#### STATED GOAL
Your task is to copy each line that has the word "this".

** Start of DATA EXTRACT **

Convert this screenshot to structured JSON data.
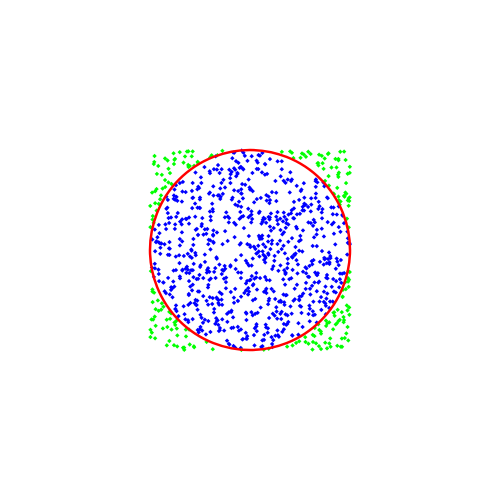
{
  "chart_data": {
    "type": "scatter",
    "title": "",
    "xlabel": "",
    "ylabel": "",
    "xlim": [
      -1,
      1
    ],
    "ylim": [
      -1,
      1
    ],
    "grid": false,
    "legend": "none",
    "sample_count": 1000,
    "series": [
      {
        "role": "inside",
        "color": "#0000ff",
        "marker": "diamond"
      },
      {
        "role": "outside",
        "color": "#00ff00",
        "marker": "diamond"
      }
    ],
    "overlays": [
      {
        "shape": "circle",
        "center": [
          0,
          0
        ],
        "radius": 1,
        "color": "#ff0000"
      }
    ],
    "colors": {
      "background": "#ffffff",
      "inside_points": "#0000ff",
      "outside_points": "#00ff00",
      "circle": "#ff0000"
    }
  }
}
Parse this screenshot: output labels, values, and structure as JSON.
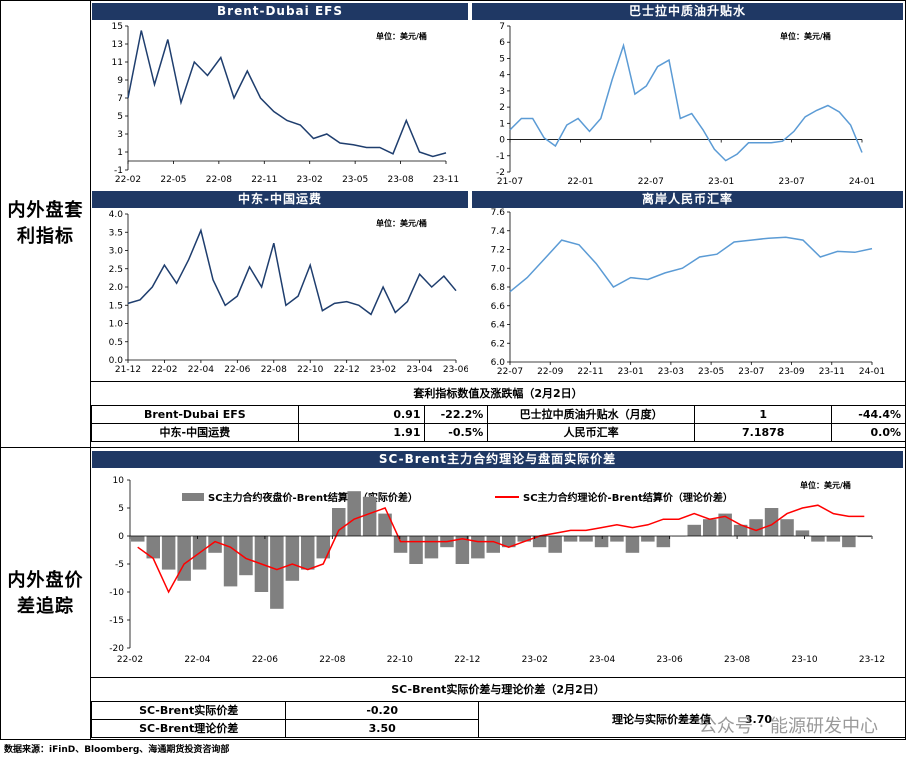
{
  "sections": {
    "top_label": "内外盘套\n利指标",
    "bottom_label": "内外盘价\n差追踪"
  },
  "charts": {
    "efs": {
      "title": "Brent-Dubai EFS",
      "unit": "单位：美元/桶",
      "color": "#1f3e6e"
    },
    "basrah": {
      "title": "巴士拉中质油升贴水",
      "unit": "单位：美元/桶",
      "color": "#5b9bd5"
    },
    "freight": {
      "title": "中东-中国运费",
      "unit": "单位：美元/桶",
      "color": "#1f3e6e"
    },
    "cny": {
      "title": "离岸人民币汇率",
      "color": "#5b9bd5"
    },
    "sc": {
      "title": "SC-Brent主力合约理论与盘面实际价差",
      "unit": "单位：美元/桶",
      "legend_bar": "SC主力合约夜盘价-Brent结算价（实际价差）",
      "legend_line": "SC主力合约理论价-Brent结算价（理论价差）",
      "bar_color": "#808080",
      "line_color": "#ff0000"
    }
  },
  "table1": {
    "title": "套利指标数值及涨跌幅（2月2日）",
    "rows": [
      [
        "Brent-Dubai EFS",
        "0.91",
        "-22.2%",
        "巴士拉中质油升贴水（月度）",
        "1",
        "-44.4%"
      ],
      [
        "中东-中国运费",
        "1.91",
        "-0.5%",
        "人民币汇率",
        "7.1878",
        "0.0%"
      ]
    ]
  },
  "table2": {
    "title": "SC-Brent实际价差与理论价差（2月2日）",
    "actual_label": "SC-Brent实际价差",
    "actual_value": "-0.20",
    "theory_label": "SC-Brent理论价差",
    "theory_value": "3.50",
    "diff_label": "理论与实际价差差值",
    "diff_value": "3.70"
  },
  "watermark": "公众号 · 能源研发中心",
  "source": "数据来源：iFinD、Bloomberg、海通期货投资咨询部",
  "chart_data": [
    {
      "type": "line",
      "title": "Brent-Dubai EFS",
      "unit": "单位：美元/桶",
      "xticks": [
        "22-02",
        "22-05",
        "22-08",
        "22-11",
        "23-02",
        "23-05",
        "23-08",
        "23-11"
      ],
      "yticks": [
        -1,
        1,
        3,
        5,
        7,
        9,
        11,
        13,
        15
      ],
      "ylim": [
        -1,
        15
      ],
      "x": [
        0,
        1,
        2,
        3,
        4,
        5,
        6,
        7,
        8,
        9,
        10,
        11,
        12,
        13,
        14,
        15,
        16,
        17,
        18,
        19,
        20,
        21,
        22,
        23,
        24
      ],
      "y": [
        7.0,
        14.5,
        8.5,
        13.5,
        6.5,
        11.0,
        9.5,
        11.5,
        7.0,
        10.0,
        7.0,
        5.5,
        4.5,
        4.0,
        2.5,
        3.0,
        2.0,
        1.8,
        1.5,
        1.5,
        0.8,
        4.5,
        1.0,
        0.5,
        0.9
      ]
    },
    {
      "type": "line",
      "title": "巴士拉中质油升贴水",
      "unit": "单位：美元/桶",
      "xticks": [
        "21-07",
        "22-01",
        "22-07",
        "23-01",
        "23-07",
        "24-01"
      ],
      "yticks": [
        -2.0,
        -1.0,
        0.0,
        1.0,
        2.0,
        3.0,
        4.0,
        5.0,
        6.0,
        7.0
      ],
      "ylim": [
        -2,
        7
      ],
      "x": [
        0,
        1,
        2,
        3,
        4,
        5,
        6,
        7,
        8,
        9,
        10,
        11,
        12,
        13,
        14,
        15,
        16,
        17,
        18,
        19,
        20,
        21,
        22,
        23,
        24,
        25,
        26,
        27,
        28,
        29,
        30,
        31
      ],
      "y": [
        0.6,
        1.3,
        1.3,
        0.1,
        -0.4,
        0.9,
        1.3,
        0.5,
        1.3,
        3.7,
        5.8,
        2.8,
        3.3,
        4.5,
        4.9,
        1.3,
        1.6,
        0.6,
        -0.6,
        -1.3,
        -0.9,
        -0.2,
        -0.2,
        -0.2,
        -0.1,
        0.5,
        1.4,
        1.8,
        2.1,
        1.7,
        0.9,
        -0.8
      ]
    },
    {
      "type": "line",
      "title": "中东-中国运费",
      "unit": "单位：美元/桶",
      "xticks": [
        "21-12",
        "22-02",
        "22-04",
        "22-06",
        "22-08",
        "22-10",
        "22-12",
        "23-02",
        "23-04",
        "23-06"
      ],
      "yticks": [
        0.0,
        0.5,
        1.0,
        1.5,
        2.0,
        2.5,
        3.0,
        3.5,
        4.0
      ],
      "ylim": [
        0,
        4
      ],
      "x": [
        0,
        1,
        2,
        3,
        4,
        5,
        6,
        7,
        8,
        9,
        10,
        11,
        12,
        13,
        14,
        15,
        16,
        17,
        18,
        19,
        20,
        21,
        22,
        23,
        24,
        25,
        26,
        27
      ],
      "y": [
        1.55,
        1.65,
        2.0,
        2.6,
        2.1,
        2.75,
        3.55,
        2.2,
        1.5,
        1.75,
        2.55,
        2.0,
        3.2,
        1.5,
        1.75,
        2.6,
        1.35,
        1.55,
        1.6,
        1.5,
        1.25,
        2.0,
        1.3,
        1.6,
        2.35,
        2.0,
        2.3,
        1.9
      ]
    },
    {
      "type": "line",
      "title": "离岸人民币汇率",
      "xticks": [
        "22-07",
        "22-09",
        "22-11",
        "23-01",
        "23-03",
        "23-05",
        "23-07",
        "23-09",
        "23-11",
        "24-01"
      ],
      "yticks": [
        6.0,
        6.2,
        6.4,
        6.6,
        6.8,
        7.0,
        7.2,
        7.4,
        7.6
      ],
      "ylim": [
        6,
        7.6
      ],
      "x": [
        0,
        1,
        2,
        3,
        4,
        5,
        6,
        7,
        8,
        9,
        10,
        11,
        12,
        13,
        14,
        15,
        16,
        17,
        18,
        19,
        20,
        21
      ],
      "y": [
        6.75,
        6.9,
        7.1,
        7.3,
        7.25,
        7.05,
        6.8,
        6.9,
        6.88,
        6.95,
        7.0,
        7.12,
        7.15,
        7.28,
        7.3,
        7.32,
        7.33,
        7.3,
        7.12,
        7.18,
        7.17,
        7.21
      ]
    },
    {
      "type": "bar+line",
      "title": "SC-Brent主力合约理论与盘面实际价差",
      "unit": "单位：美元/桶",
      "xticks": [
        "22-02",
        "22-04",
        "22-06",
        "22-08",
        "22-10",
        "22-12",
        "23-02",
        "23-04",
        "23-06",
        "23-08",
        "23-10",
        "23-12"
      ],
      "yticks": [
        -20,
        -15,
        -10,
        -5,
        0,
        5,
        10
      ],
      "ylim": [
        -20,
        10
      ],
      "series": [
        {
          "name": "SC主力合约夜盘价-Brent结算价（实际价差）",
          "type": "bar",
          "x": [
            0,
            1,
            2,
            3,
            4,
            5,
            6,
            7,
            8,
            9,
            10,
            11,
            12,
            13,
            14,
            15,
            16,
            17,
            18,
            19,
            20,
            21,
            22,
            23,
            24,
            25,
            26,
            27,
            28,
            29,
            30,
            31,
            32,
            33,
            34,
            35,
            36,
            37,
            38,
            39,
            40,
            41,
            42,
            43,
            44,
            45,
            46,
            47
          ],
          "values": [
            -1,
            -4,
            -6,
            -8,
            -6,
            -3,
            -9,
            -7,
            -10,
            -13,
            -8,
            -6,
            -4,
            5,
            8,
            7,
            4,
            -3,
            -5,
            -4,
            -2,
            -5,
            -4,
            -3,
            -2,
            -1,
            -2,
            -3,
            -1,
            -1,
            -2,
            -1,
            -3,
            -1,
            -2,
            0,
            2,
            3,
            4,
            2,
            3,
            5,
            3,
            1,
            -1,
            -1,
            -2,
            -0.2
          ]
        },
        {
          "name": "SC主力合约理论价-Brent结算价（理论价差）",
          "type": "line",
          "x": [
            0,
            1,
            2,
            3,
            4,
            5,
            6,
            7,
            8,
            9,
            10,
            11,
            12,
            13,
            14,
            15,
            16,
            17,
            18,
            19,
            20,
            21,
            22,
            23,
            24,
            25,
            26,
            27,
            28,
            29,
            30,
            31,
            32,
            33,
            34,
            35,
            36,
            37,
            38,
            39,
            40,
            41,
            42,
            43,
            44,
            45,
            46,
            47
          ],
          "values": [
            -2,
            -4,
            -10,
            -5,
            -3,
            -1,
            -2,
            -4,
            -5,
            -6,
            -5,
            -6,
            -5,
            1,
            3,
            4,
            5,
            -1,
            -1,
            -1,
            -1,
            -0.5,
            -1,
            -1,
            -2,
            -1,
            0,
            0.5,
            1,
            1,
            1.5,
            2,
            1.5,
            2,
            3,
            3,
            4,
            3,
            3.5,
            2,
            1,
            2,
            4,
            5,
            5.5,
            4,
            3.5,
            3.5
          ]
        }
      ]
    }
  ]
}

** End of DATA EXTRACT **

#### FINAL RESULT
Convert this screenshot to structured JSON data.
Parse this screenshot: output labels, values, and structure as JSON.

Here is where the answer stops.